### [YOUR TASK]
Please go through the records below and return every line holding the word "Utvecklingen".
---*---
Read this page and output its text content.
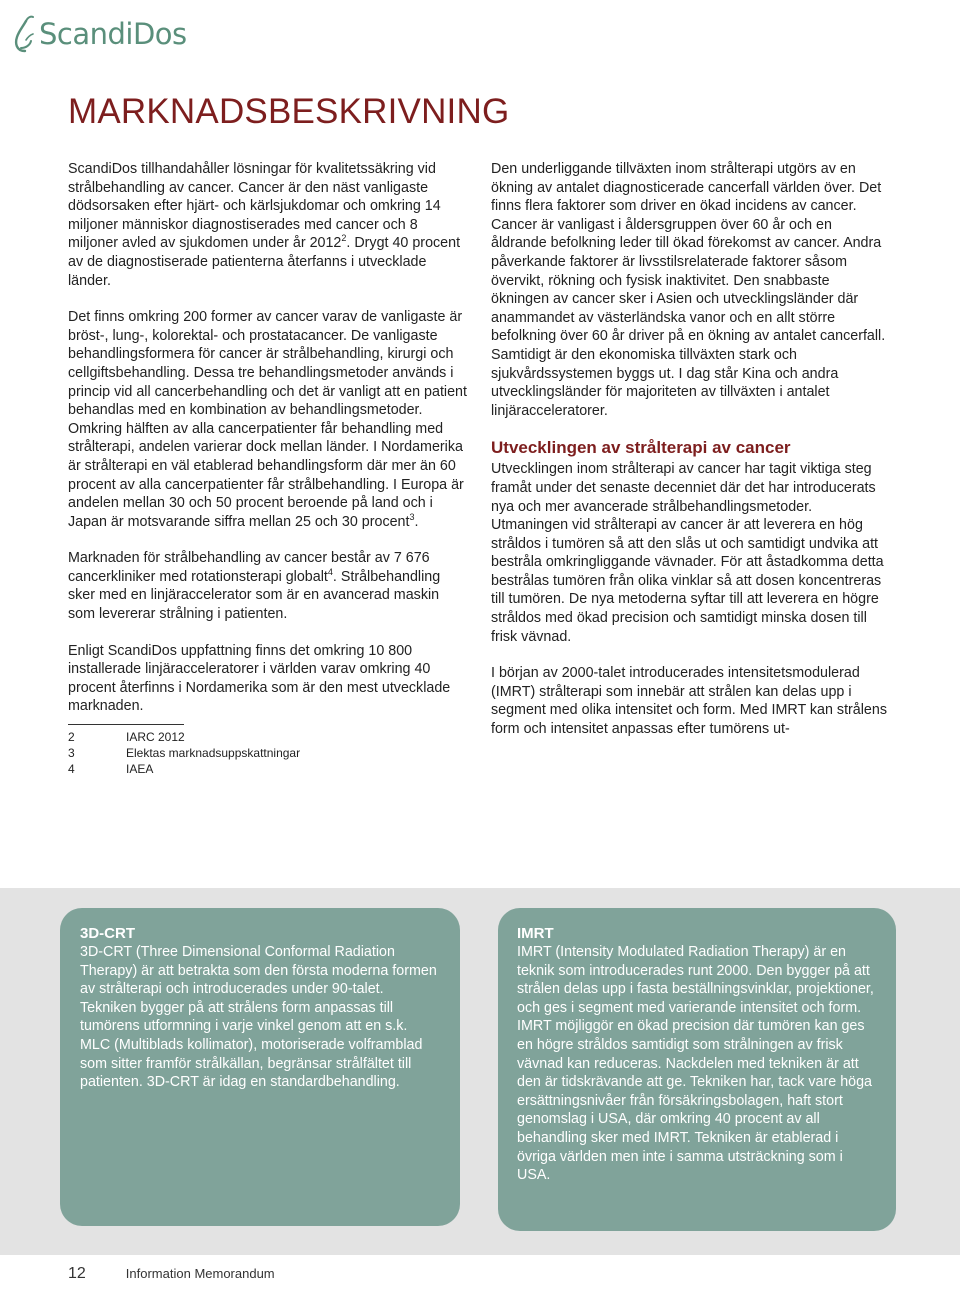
ScandiDos
MARKNADSBESKRIVNING

ScandiDos tillhandahåller lösningar för kvalitetssäkring vid strålbehandling av cancer. Cancer är den näst vanligaste dödsorsaken efter hjärt- och kärlsjukdomar och omkring 14 miljoner människor diagnostiserades med cancer och 8 miljoner avled av sjukdomen under år 2012$^2$. Drygt 40 procent av de diagnostiserade patienterna återfanns i utvecklade länder.

Det finns omkring 200 former av cancer varav de vanligaste är bröst-, lung-, kolorektal- och prostatacancer. De vanligaste behandlingsformera för cancer är strålbehandling, kirurgi och cellgiftsbehandling. Dessa tre behandlingsmetoder används i princip vid all cancerbehandling och det är vanligt att en patient behandlas med en kombination av behandlingsmetoder. Omkring hälften av alla cancerpatienter får behandling med strålterapi, andelen varierar dock mellan länder. I Nordamerika är strålterapi en väl etablerad behandlingsform där mer än 60 procent av alla cancerpatienter får strålbehandling. I Europa är andelen mellan 30 och 50 procent beroende på land och i Japan är motsvarande siffra mellan 25 och 30 procent$^3$.

Marknaden för strålbehandling av cancer består av 7 676 cancerkliniker med rotationsterapi globalt$^4$. Strålbehandling sker med en linjäraccelerator som är en avancerad maskin som levererar strålning i patienten.

Enligt ScandiDos uppfattning finns det omkring 10 800 installerade linjäracceleratorer i världen varav omkring 40 procent återfinns i Nordamerika som är den mest utvecklade marknaden.

2	IARC 2012
3	Elektas marknadsuppskattningar
4	IAEA

Den underliggande tillväxten inom strålterapi utgörs av en ökning av antalet diagnosticerade cancerfall världen över. Det finns flera faktorer som driver en ökad incidens av cancer. Cancer är vanligast i åldersgruppen över 60 år och en åldrande befolkning leder till ökad förekomst av cancer. Andra påverkande faktorer är livsstilsrelaterade faktorer såsom övervikt, rökning och fysisk inaktivitet. Den snabbaste ökningen av cancer sker i Asien och utvecklingsländer där anammandet av västerländska vanor och en allt större befolkning över 60 år driver på en ökning av antalet cancerfall. Samtidigt är den ekonomiska tillväxten stark och sjukvårdssystemen byggs ut. I dag står Kina och andra utvecklingsländer för majoriteten av tillväxten i antalet linjäracceleratorer.

Utvecklingen av strålterapi av cancer

Utvecklingen inom strålterapi av cancer har tagit viktiga steg framåt under det senaste decenniet där det har introducerats nya och mer avancerade strålbehandlingsmetoder. Utmaningen vid strålterapi av cancer är att leverera en hög stråldos i tumören så att den slås ut och samtidigt undvika att bestråla omkringliggande vävnader. För att åstadkomma detta bestrålas tumören från olika vinklar så att dosen koncentreras till tumören. De nya metoderna syftar till att leverera en högre stråldos med ökad precision och samtidigt minska dosen till frisk vävnad.

I början av 2000-talet introducerades intensitetsmodulerad (IMRT) strålterapi som innebär att strålen kan delas upp i segment med olika intensitet och form. Med IMRT kan strålens form och intensitet anpassas efter tumörens ut-

3D-CRT
3D-CRT (Three Dimensional Conformal Radiation Therapy) är att betrakta som den första moderna formen av strålterapi och introducerades under 90-talet. Tekniken bygger på att strålens form anpassas till tumörens utformning i varje vinkel genom att en s.k. MLC (Multiblads kollimator), motoriserade volframblad som sitter framför strålkällan, begränsar strålfältet till patienten. 3D-CRT är idag en standardbehandling.
IMRT
IMRT (Intensity Modulated Radiation Therapy) är en teknik som introducerades runt 2000. Den bygger på att strålen delas upp i fasta beställningsvinklar, projektioner, och ges i segment med varierande intensitet och form. IMRT möjliggör en ökad precision där tumören kan ges en högre stråldos samtidigt som strålningen av frisk vävnad kan reduceras. Nackdelen med tekniken är att den är tidskrävande att ge. Tekniken har, tack vare höga ersättningsnivåer från försäkringsbolagen, haft stort genomslag i USA, där omkring 40 procent av all behandling sker med IMRT. Tekniken är etablerad i övriga världen men inte i samma utsträckning som i USA.
12	Information Memorandum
---*---
### [YOUR SOLUTION]
Utvecklingen av strålterapi av cancer
Utvecklingen inom strålterapi av cancer har tagit viktiga steg framåt under det senaste decenniet där det har introducerats nya och mer avancerade strålbehandlingsmetoder. Utmaningen vid strålterapi av cancer är att leverera en hög stråldos i tumören så att den slås ut och samtidigt undvika att bestråla omkringliggande vävnader. För att åstadkomma detta bestrålas tumören från olika vinklar så att dosen koncentreras till tumören. De nya metoderna syftar till att leverera en högre stråldos med ökad precision och samtidigt minska dosen till frisk vävnad.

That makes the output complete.